→ **Written exercise**
Set the data down again, exactly as it reads, but without the pictures.

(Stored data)
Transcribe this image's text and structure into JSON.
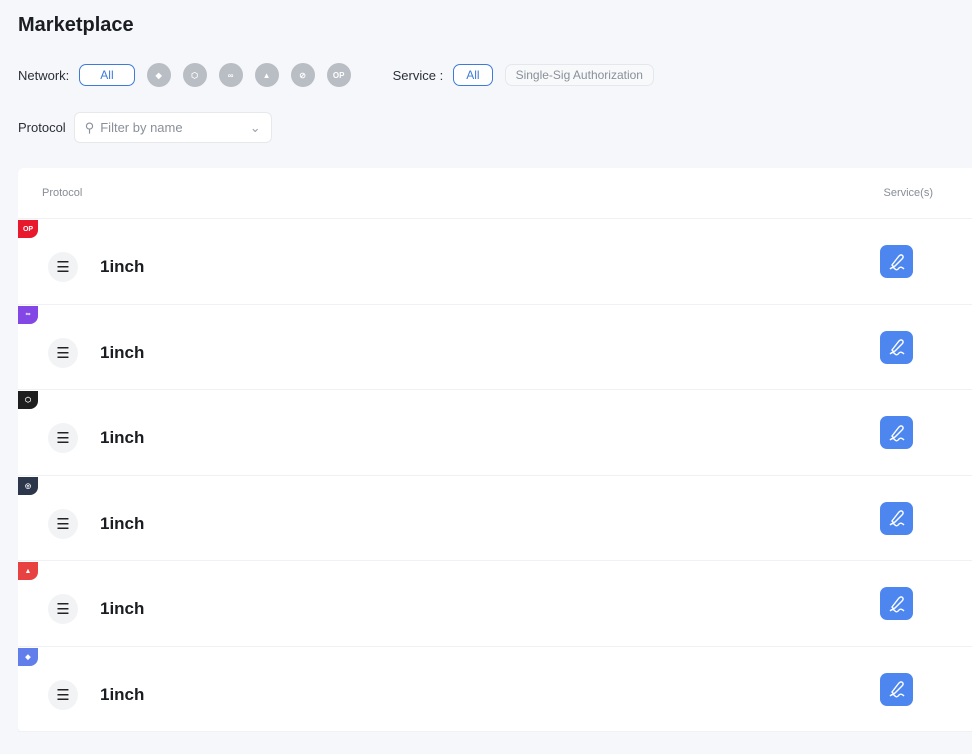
{
  "title": "Marketplace",
  "filters": {
    "network_label": "Network:",
    "network_all": "All",
    "networks": [
      {
        "name": "ethereum",
        "glyph": "◆"
      },
      {
        "name": "bnb",
        "glyph": "⬡"
      },
      {
        "name": "polygon",
        "glyph": "∞"
      },
      {
        "name": "avalanche",
        "glyph": "▲"
      },
      {
        "name": "arbitrum",
        "glyph": "⊘"
      },
      {
        "name": "optimism",
        "glyph": "OP"
      }
    ],
    "service_label": "Service :",
    "service_all": "All",
    "service_option": "Single-Sig Authorization",
    "protocol_label": "Protocol",
    "search_placeholder": "Filter by name"
  },
  "table": {
    "col_protocol": "Protocol",
    "col_services": "Service(s)",
    "rows": [
      {
        "name": "1inch",
        "network": "optimism",
        "badge": "OP",
        "color": "#e8192c"
      },
      {
        "name": "1inch",
        "network": "polygon",
        "badge": "∞",
        "color": "#8247e5"
      },
      {
        "name": "1inch",
        "network": "bnb",
        "badge": "⬡",
        "color": "#1e1e1e"
      },
      {
        "name": "1inch",
        "network": "arbitrum",
        "badge": "◎",
        "color": "#2d374b"
      },
      {
        "name": "1inch",
        "network": "avalanche",
        "badge": "▲",
        "color": "#e84142"
      },
      {
        "name": "1inch",
        "network": "ethereum",
        "badge": "◆",
        "color": "#627eea"
      }
    ]
  }
}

→ **Task result**
Transcribe this image's text and structure into JSON.
{
  "title": "Marketplace",
  "filters": {
    "network_label": "Network:",
    "network_all": "All",
    "networks": [
      {
        "name": "ethereum",
        "glyph": "◆"
      },
      {
        "name": "bnb",
        "glyph": "⬡"
      },
      {
        "name": "polygon",
        "glyph": "∞"
      },
      {
        "name": "avalanche",
        "glyph": "▲"
      },
      {
        "name": "arbitrum",
        "glyph": "⊘"
      },
      {
        "name": "optimism",
        "glyph": "OP"
      }
    ],
    "service_label": "Service :",
    "service_all": "All",
    "service_option": "Single-Sig Authorization",
    "protocol_label": "Protocol",
    "search_placeholder": "Filter by name"
  },
  "table": {
    "col_protocol": "Protocol",
    "col_services": "Service(s)",
    "rows": [
      {
        "name": "1inch",
        "network": "optimism",
        "badge": "OP",
        "color": "#e8192c"
      },
      {
        "name": "1inch",
        "network": "polygon",
        "badge": "∞",
        "color": "#8247e5"
      },
      {
        "name": "1inch",
        "network": "bnb",
        "badge": "⬡",
        "color": "#1e1e1e"
      },
      {
        "name": "1inch",
        "network": "arbitrum",
        "badge": "◎",
        "color": "#2d374b"
      },
      {
        "name": "1inch",
        "network": "avalanche",
        "badge": "▲",
        "color": "#e84142"
      },
      {
        "name": "1inch",
        "network": "ethereum",
        "badge": "◆",
        "color": "#627eea"
      }
    ]
  }
}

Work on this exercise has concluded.